[WHAT IS NEEDED]: Go through the lines below. Copy those with "color".

= = = =

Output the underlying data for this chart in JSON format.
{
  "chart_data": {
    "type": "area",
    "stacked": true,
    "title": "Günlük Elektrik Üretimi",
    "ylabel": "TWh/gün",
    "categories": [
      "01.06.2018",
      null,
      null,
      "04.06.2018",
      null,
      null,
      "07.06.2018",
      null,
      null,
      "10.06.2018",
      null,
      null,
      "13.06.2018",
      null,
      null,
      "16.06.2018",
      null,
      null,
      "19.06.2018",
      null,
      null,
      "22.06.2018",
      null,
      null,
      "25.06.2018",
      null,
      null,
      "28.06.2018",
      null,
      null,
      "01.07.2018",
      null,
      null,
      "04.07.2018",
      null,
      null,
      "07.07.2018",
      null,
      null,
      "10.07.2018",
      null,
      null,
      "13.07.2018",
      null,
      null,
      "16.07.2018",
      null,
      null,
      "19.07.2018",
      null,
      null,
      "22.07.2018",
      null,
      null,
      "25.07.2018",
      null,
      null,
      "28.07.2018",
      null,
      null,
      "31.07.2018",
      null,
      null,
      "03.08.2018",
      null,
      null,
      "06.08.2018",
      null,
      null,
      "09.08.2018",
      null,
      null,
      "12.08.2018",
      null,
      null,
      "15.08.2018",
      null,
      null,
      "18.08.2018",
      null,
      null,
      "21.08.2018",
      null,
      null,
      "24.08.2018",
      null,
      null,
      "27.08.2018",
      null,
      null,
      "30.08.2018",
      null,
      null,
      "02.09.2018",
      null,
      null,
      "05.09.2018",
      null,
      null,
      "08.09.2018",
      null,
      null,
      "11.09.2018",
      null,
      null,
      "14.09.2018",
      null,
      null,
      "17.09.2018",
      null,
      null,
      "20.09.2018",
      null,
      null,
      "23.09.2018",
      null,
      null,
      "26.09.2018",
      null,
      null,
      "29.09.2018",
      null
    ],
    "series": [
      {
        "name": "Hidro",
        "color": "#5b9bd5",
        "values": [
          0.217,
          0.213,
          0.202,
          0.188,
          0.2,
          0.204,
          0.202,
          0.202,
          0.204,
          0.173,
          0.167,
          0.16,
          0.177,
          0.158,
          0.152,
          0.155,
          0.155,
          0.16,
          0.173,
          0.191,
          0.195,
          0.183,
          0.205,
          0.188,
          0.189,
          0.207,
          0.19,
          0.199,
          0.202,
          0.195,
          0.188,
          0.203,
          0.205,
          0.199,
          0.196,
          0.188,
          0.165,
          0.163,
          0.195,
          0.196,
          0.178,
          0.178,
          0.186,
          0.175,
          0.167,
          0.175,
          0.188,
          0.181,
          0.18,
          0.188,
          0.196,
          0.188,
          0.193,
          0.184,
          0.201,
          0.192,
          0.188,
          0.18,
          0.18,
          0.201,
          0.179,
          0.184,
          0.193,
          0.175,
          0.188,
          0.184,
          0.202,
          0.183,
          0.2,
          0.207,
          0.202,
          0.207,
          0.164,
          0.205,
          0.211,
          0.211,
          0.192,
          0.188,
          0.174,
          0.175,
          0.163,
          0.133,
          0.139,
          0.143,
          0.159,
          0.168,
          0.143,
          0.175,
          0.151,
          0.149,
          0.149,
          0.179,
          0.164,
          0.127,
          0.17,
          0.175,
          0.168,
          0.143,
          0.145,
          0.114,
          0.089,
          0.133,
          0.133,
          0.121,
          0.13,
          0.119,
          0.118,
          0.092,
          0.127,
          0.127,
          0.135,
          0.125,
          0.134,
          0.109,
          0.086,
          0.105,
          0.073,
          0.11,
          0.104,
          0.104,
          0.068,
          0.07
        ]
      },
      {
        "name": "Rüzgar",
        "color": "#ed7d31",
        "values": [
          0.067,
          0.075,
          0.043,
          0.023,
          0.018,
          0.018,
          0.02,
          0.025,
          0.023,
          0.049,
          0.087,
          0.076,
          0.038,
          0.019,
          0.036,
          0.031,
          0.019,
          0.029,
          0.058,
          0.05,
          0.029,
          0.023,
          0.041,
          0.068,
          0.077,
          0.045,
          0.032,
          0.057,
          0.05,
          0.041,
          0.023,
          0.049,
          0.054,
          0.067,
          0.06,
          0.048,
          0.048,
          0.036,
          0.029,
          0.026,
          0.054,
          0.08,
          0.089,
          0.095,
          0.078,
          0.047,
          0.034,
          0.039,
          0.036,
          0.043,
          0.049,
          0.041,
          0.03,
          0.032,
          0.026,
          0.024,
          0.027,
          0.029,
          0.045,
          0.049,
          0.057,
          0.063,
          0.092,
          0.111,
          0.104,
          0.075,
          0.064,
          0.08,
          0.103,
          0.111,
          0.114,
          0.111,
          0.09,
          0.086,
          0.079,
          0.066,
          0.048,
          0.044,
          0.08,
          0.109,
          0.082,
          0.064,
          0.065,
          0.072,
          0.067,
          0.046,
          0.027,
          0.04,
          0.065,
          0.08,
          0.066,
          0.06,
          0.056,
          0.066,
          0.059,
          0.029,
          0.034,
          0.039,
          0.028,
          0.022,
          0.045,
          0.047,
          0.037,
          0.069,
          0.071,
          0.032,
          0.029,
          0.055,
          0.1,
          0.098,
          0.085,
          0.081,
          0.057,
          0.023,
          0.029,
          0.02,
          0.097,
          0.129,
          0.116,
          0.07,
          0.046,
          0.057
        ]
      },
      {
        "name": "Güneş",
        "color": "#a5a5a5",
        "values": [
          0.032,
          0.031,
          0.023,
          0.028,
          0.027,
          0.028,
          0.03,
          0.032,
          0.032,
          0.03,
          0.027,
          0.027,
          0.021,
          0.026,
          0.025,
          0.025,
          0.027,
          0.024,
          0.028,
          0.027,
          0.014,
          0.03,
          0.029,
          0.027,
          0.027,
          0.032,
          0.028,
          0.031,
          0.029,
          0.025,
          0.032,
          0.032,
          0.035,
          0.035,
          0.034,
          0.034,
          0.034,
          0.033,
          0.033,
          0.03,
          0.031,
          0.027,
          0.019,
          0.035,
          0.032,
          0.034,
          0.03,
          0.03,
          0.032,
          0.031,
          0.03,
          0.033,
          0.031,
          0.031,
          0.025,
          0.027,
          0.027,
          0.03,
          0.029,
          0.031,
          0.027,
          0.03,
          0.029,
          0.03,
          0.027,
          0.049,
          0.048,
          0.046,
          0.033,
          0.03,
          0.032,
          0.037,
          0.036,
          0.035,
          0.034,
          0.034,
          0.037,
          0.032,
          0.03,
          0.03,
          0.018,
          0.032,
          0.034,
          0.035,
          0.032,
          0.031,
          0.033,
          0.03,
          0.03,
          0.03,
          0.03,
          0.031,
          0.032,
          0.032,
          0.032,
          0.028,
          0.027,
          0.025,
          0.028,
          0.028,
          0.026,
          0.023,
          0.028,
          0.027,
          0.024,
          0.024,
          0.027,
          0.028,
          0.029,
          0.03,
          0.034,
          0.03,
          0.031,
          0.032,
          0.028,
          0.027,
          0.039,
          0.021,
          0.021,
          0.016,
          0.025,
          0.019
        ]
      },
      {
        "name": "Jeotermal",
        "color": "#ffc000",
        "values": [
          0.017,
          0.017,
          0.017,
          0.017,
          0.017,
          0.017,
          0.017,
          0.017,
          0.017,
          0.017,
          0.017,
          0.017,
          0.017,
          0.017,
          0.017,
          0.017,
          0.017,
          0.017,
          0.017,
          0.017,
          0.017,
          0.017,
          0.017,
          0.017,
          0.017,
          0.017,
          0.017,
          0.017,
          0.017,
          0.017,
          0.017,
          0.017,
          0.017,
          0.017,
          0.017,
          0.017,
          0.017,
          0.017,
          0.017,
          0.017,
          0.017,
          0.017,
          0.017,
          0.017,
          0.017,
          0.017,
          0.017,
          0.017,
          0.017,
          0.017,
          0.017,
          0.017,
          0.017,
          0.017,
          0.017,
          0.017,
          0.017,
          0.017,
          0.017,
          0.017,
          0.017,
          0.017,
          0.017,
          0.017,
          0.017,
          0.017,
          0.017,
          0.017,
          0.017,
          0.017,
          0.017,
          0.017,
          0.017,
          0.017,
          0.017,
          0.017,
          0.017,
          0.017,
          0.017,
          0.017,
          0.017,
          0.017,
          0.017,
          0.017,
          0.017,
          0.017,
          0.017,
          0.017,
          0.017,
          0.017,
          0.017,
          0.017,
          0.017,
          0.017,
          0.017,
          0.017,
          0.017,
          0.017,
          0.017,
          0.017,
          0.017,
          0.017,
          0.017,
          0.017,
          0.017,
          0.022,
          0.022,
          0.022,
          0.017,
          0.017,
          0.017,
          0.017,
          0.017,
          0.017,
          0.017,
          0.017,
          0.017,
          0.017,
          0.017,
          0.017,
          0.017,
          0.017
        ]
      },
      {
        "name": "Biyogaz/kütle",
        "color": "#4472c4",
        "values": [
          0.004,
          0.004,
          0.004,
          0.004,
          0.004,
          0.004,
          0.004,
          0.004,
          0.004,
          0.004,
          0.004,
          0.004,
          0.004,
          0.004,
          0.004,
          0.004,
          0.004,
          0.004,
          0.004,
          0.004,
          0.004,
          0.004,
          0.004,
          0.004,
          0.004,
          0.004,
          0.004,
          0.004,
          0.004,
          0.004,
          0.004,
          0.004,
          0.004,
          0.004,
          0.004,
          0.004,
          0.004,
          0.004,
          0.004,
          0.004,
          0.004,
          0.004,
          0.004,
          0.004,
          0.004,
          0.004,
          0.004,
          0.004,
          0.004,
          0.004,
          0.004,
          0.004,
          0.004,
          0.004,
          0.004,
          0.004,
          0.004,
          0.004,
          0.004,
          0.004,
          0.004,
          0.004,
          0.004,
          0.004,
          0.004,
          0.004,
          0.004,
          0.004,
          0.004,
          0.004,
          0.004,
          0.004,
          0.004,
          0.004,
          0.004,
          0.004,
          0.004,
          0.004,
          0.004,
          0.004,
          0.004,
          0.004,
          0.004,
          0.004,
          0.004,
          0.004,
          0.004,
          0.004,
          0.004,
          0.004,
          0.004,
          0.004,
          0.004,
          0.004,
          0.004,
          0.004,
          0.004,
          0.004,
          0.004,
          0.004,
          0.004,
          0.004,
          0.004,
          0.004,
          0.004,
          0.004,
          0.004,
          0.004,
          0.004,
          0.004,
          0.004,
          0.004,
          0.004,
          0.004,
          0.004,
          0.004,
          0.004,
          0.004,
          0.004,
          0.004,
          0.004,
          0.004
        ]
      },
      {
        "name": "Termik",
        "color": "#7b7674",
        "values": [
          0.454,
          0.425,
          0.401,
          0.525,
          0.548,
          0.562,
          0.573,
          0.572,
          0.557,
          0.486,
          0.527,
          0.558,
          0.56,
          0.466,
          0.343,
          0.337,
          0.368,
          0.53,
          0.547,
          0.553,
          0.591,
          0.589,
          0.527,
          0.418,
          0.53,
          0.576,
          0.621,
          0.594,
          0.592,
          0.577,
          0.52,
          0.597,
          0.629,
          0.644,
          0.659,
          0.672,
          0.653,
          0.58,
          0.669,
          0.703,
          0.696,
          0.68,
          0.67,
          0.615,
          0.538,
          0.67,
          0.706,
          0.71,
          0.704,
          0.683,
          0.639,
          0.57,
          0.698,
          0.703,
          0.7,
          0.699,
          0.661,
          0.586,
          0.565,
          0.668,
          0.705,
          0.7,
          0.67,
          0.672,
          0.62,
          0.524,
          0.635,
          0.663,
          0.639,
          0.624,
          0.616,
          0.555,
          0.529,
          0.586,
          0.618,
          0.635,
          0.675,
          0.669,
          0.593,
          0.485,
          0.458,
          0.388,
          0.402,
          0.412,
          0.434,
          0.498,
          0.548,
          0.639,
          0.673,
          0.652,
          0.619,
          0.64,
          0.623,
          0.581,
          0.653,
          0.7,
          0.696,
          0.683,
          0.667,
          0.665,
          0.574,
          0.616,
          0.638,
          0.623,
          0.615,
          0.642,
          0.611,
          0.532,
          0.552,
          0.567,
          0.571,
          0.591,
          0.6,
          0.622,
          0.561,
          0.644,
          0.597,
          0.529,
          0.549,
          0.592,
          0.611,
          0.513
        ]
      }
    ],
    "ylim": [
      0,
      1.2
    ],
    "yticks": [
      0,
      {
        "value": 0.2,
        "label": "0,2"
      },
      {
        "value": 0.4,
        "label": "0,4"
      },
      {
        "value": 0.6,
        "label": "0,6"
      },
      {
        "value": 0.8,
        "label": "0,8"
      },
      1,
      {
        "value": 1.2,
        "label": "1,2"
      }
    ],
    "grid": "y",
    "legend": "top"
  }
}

= = = =

[RESPONSE FOR THIS EXERCISE]:
        "color": "#5b9bd5",
        "color": "#ed7d31",
        "color": "#a5a5a5",
        "color": "#ffc000",
        "color": "#4472c4",
        "color": "#7b7674",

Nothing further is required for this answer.